Saved data entries
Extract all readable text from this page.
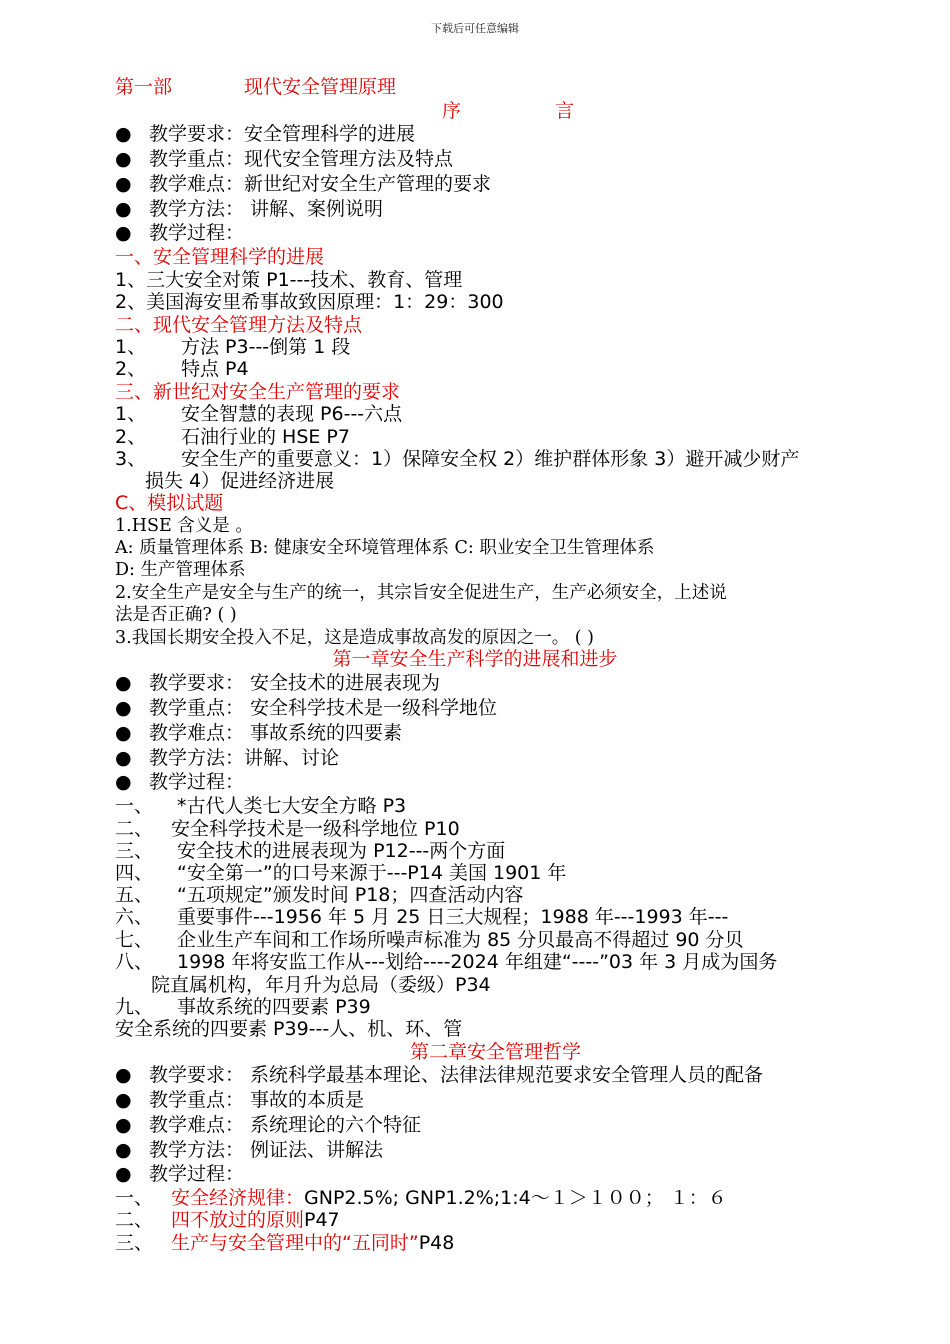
下载后可任意编辑
第一部	现代安全管理原理
序	言
● 教学要求：安全管理科学的进展
● 教学重点：现代安全管理方法及特点
● 教学难点：新世纪对安全生产管理的要求
● 教学方法： 讲解、案例说明
● 教学过程：
一、安全管理科学的进展
1、三大安全对策 P1---技术、教育、管理
2、美国海安里希事故致因原理：1：29：300
二、现代安全管理方法及特点
1、 方法 P3---倒第 1 段
2、 特点 P4
三、新世纪对安全生产管理的要求
1、 安全智慧的表现 P6---六点
2、 石油行业的 HSE P7
3、 安全生产的重要意义：1）保障安全权 2）维护群体形象 3）避开减少财产
损失 4）促进经济进展
C、模拟试题
1.HSE 含义是 。
A: 质量管理体系 B: 健康安全环境管理体系 C: 职业安全卫生管理体系
D: 生产管理体系
2.安全生产是安全与生产的统一，其宗旨安全促进生产，生产必须安全，上述说
法是否正确? ( )
3.我国长期安全投入不足，这是造成事故高发的原因之一。 ( )
第一章安全生产科学的进展和进步
● 教学要求： 安全技术的进展表现为
● 教学重点： 安全科学技术是一级科学地位
● 教学难点： 事故系统的四要素
● 教学方法：讲解、讨论
● 教学过程：
一、 *古代人类七大安全方略 P3
二、 安全科学技术是一级科学地位 P10
三、 安全技术的进展表现为 P12---两个方面
四、 “安全第一”的口号来源于---P14 美国 1901 年
五、 “五项规定”颁发时间 P18；四查活动内容
六、 重要事件---1956 年 5 月 25 日三大规程；1988 年---1993 年---
七、 企业生产车间和工作场所噪声标准为 85 分贝最高不得超过 90 分贝
八、 1998 年将安监工作从---划给----2024 年组建“----”03 年 3 月成为国务
院直属机构，年月升为总局（委级）P34
九、 事故系统的四要素 P39
安全系统的四要素 P39---人、机、环、管
第二章安全管理哲学
● 教学要求： 系统科学最基本理论、法律法律规范要求安全管理人员的配备
● 教学重点： 事故的本质是
● 教学难点： 系统理论的六个特征
● 教学方法： 例证法、讲解法
● 教学过程：
一、 安全经济规律：GNP2.5%; GNP1.2%;1:4～１＞１００； １：６
二、 四不放过的原则P47
三、 生产与安全管理中的“五同时”P48
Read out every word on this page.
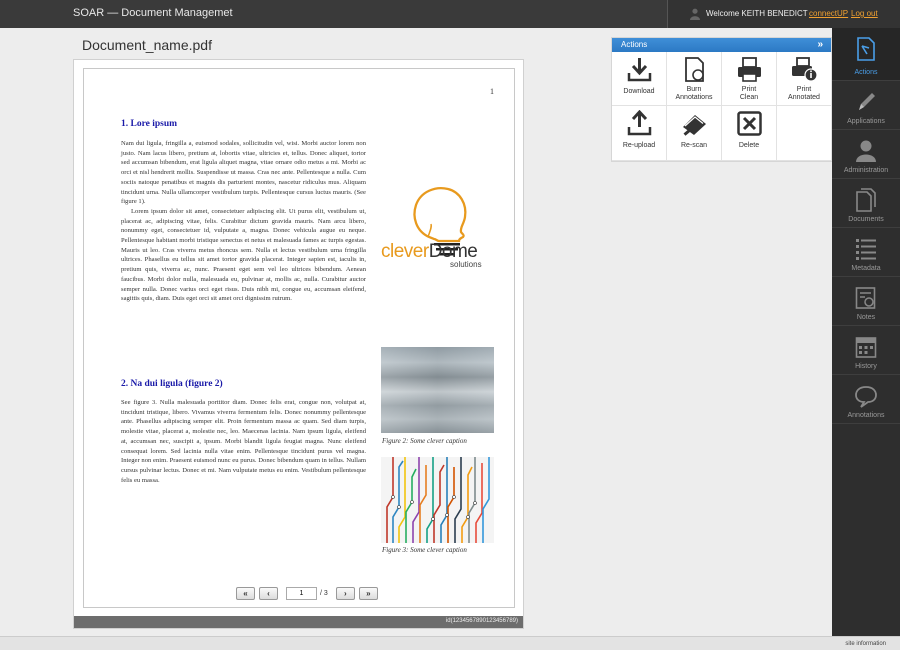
SOAR — Document Managemet	Welcome KEITH BENEDICT connectUP Log out
Document_name.pdf
1
1. Lore ipsum

Nam dui ligula, fringilla a, euismod sodales, sollicitudin vel, wisi. Morbi auctor lorem non justo. Nam lacus libero, pretium at, lobortis vitae, ultricies et, tellus. Donec aliquet, tortor sed accumsan bibendum, erat ligula aliquet magna, vitae ornare odio metus a mi. Morbi ac orci et nisl hendrerit mollis. Suspendisse ut massa. Cras nec ante. Pellentesque a nulla. Cum sociis natoque penatibus et magnis dis parturient montes, nascetur ridiculus mus. Aliquam tincidunt urna. Nulla ullamcorper vestibulum turpis. Pellentesque cursus luctus mauris. (See figure 1).

Lorem ipsum dolor sit amet, consectetuer adipiscing elit. Ut purus elit, vestibulum ut, placerat ac, adipiscing vitae, felis. Curabitur dictum gravida mauris. Nam arcu libero, nonummy eget, consectetuer id, vulputate a, magna. Donec vehicula augue eu neque. Pellentesque habitant morbi tristique senectus et netus et malesuada fames ac turpis egestas. Mauris ut leo. Cras viverra metus rhoncus sem. Nulla et lectus vestibulum urna fringilla ultrices. Phasellus eu tellus sit amet tortor gravida placerat. Integer sapien est, iaculis in, pretium quis, viverra ac, nunc. Praesent eget sem vel leo ultrices bibendum. Aenean faucibus. Morbi dolor nulla, malesuada eu, pulvinar at, mollis ac, nulla. Curabitur auctor semper nulla. Donec varius orci eget risus. Duis nibh mi, congue eu, accumsan eleifend, sagittis quis, diam. Duis eget orci sit amet orci dignissim rutrum.

2. Na dui ligula (figure 2)

See figure 3. Nulla malesuada porttitor diam. Donec felis erat, congue non, volutpat at, tincidunt tristique, libero. Vivamus viverra fermentum felis. Donec nonummy pellentesque ante. Phasellus adipiscing semper elit. Proin fermentum massa ac quam. Sed diam turpis, molestie vitae, placerat a, molestie nec, leo. Maecenas lacinia. Nam ipsum ligula, eleifend at, accumsan nec, suscipit a, ipsum. Morbi blandit ligula feugiat magna. Nunc eleifend consequat lorem. Sed lacinia nulla vitae enim. Pellentesque tincidunt purus vel magna. Integer non enim. Praesent euismod nunc eu purus. Donec bibendum quam in tellus. Nullam cursus pulvinar lectus. Donec et mi. Nam vulputate metus eu enim. Vestibulum pellentesque felis eu massa.

cleverDome
solutions
Figure 2: Some clever caption
Figure 3: Some clever caption
«	‹
1	/ 3	›	»
id(1234567890123456789)
Actions	»
Download	Burn
Annotations
Print
Clean
Print
Annotated
Re-upload	Re-scan	Delete
Actions
Applications
Administration
Documents
Metadata
Notes
History
Annotations
site information
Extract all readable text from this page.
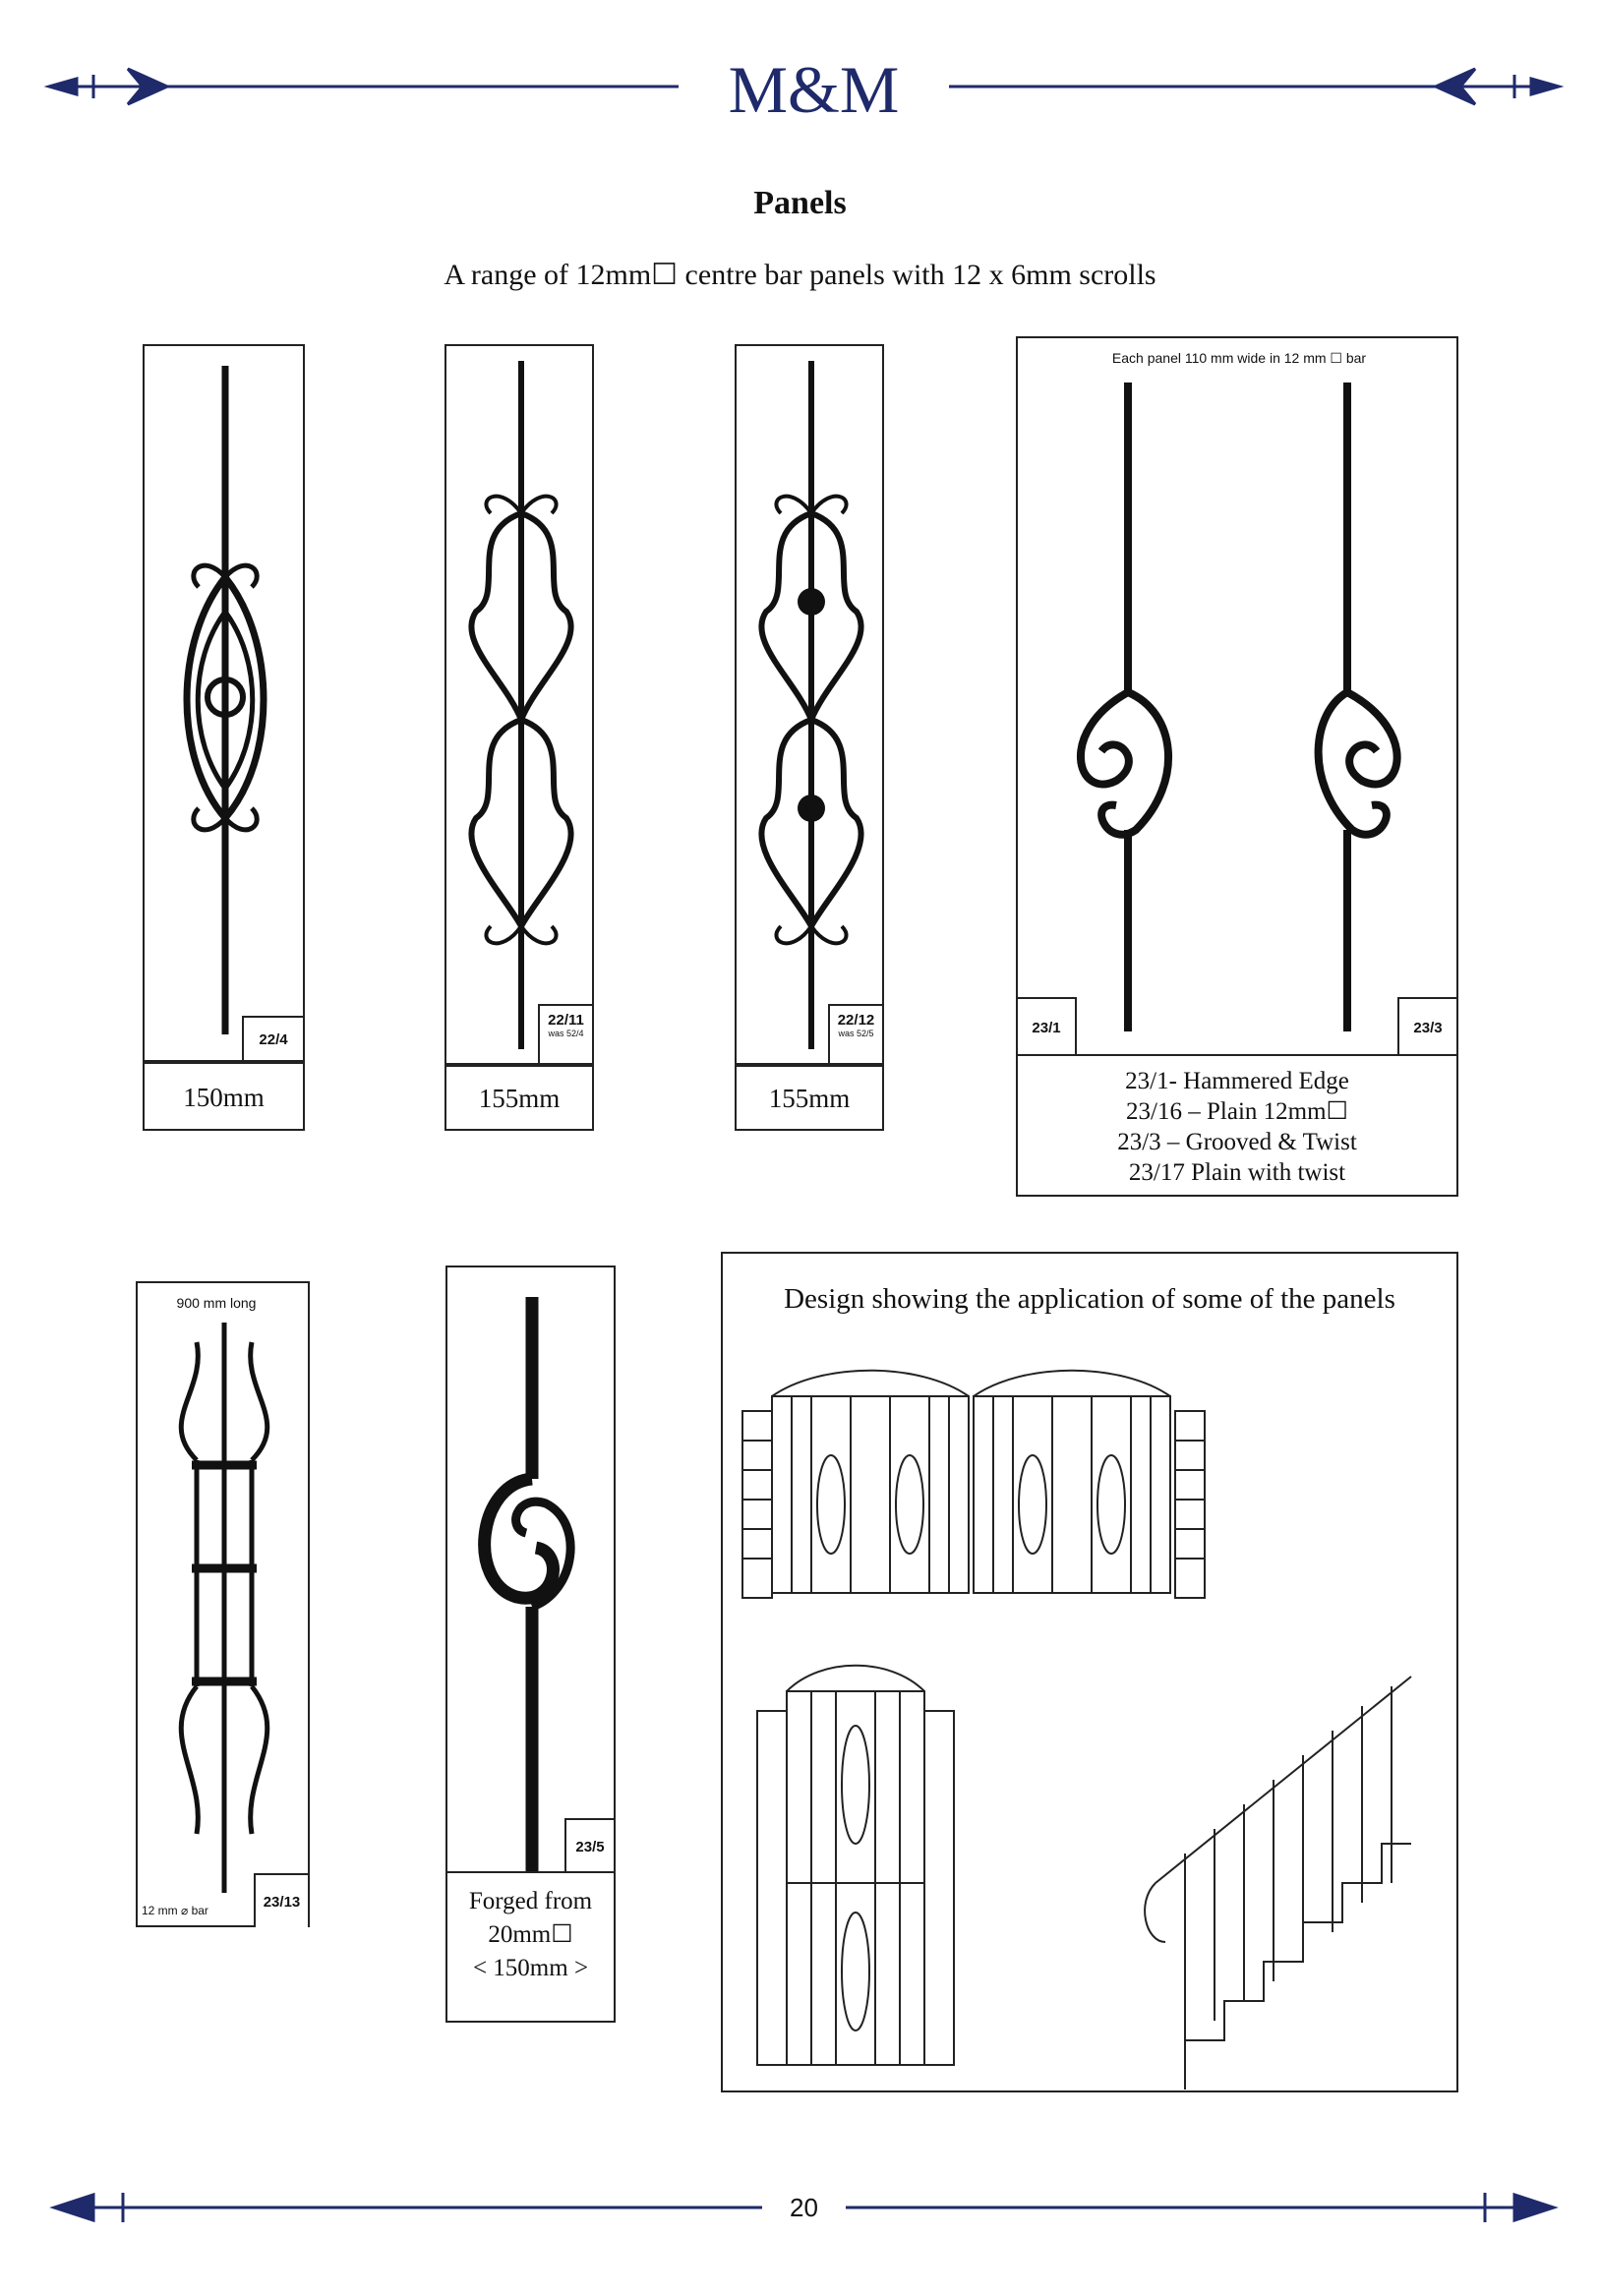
M&M
Panels
A range of 12mm☐ centre bar panels with 12 x 6mm scrolls
22/4
150mm
22/11
was 52/4
155mm
22/12
was 52/5
155mm
Each panel 110 mm wide in 12 mm ☐ bar
23/1	23/3
23/1- Hammered Edge
23/16 – Plain 12mm☐
23/3 – Grooved & Twist
23/17 Plain with twist
900 mm long
12 mm ⌀ bar	23/13
23/5
Forged from
20mm☐
< 150mm >
Design showing the application of some of the panels
20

What is being asked
Copy the listing exactly. Any image in it stays out of the copy.

Complete response
Extract all readable text from this page.
下载后可任意编辑
第一部	现代安全管理原理
序	言
● 教学要求：安全管理科学的进展
● 教学重点：现代安全管理方法及特点
● 教学难点：新世纪对安全生产管理的要求
● 教学方法： 讲解、案例说明
● 教学过程：
一、安全管理科学的进展
1、三大安全对策 P1---技术、教育、管理
2、美国海安里希事故致因原理：1：29：300
二、现代安全管理方法及特点
1、 方法 P3---倒第 1 段
2、 特点 P4
三、新世纪对安全生产管理的要求
1、 安全智慧的表现 P6---六点
2、 石油行业的 HSE P7
3、 安全生产的重要意义：1）保障安全权 2）维护群体形象 3）避开减少财产
损失 4）促进经济进展
C、模拟试题
1.HSE 含义是 。
A: 质量管理体系 B: 健康安全环境管理体系 C: 职业安全卫生管理体系
D: 生产管理体系
2.安全生产是安全与生产的统一，其宗旨安全促进生产，生产必须安全，上述说
法是否正确? ( )
3.我国长期安全投入不足，这是造成事故高发的原因之一。 ( )
第一章安全生产科学的进展和进步
● 教学要求： 安全技术的进展表现为
● 教学重点： 安全科学技术是一级科学地位
● 教学难点： 事故系统的四要素
● 教学方法：讲解、讨论
● 教学过程：
一、 *古代人类七大安全方略 P3
二、 安全科学技术是一级科学地位 P10
三、 安全技术的进展表现为 P12---两个方面
四、 “安全第一”的口号来源于---P14 美国 1901 年
五、 “五项规定”颁发时间 P18；四查活动内容
六、 重要事件---1956 年 5 月 25 日三大规程；1988 年---1993 年---
七、 企业生产车间和工作场所噪声标准为 85 分贝最高不得超过 90 分贝
八、 1998 年将安监工作从---划给----2024 年组建“----”03 年 3 月成为国务
院直属机构，年月升为总局（委级）P34
九、 事故系统的四要素 P39
安全系统的四要素 P39---人、机、环、管
第二章安全管理哲学
● 教学要求： 系统科学最基本理论、法律法律规范要求安全管理人员的配备
● 教学重点： 事故的本质是
● 教学难点： 系统理论的六个特征
● 教学方法： 例证法、讲解法
● 教学过程：
一、 安全经济规律：GNP2.5%; GNP1.2%;1:4～１＞１００； １：６
二、 四不放过的原则P47
三、 生产与安全管理中的“五同时”P48
Read out every word on this page.
SOAR — Document Managemet	Welcome KEITH BENEDICT connectUP Log out
Document_name.pdf
1
1. Lore ipsum

Nam dui ligula, fringilla a, euismod sodales, sollicitudin vel, wisi. Morbi auctor lorem non justo. Nam lacus libero, pretium at, lobortis vitae, ultricies et, tellus. Donec aliquet, tortor sed accumsan bibendum, erat ligula aliquet magna, vitae ornare odio metus a mi. Morbi ac orci et nisl hendrerit mollis. Suspendisse ut massa. Cras nec ante. Pellentesque a nulla. Cum sociis natoque penatibus et magnis dis parturient montes, nascetur ridiculus mus. Aliquam tincidunt urna. Nulla ullamcorper vestibulum turpis. Pellentesque cursus luctus mauris. (See figure 1).

Lorem ipsum dolor sit amet, consectetuer adipiscing elit. Ut purus elit, vestibulum ut, placerat ac, adipiscing vitae, felis. Curabitur dictum gravida mauris. Nam arcu libero, nonummy eget, consectetuer id, vulputate a, magna. Donec vehicula augue eu neque. Pellentesque habitant morbi tristique senectus et netus et malesuada fames ac turpis egestas. Mauris ut leo. Cras viverra metus rhoncus sem. Nulla et lectus vestibulum urna fringilla ultrices. Phasellus eu tellus sit amet tortor gravida placerat. Integer sapien est, iaculis in, pretium quis, viverra ac, nunc. Praesent eget sem vel leo ultrices bibendum. Aenean faucibus. Morbi dolor nulla, malesuada eu, pulvinar at, mollis ac, nulla. Curabitur auctor semper nulla. Donec varius orci eget risus. Duis nibh mi, congue eu, accumsan eleifend, sagittis quis, diam. Duis eget orci sit amet orci dignissim rutrum.

2. Na dui ligula (figure 2)

See figure 3. Nulla malesuada porttitor diam. Donec felis erat, congue non, volutpat at, tincidunt tristique, libero. Vivamus viverra fermentum felis. Donec nonummy pellentesque ante. Phasellus adipiscing semper elit. Proin fermentum massa ac quam. Sed diam turpis, molestie vitae, placerat a, molestie nec, leo. Maecenas lacinia. Nam ipsum ligula, eleifend at, accumsan nec, suscipit a, ipsum. Morbi blandit ligula feugiat magna. Nunc eleifend consequat lorem. Sed lacinia nulla vitae enim. Pellentesque tincidunt purus vel magna. Integer non enim. Praesent euismod nunc eu purus. Donec bibendum quam in tellus. Nullam cursus pulvinar lectus. Donec et mi. Nam vulputate metus eu enim. Vestibulum pellentesque felis eu massa.

cleverDome
solutions
Figure 2: Some clever caption
Figure 3: Some clever caption
«	‹
1	/ 3	›	»
id(1234567890123456789)
Actions	»
Download	Burn
Annotations
Print
Clean
Print
Annotated
Re-upload	Re-scan	Delete
Actions
Applications
Administration
Documents
Metadata
Notes
History
Annotations
site information
Extract all readable text from this page.
M&M
Panels
A range of 12mm☐ centre bar panels with 12 x 6mm scrolls
22/4
150mm
22/11
was 52/4
155mm
22/12
was 52/5
155mm
Each panel 110 mm wide in 12 mm ☐ bar
23/1	23/3
23/1- Hammered Edge
23/16 – Plain 12mm☐
23/3 – Grooved & Twist
23/17 Plain with twist
900 mm long
12 mm ⌀ bar	23/13
23/5
Forged from
20mm☐
< 150mm >
Design showing the application of some of the panels
20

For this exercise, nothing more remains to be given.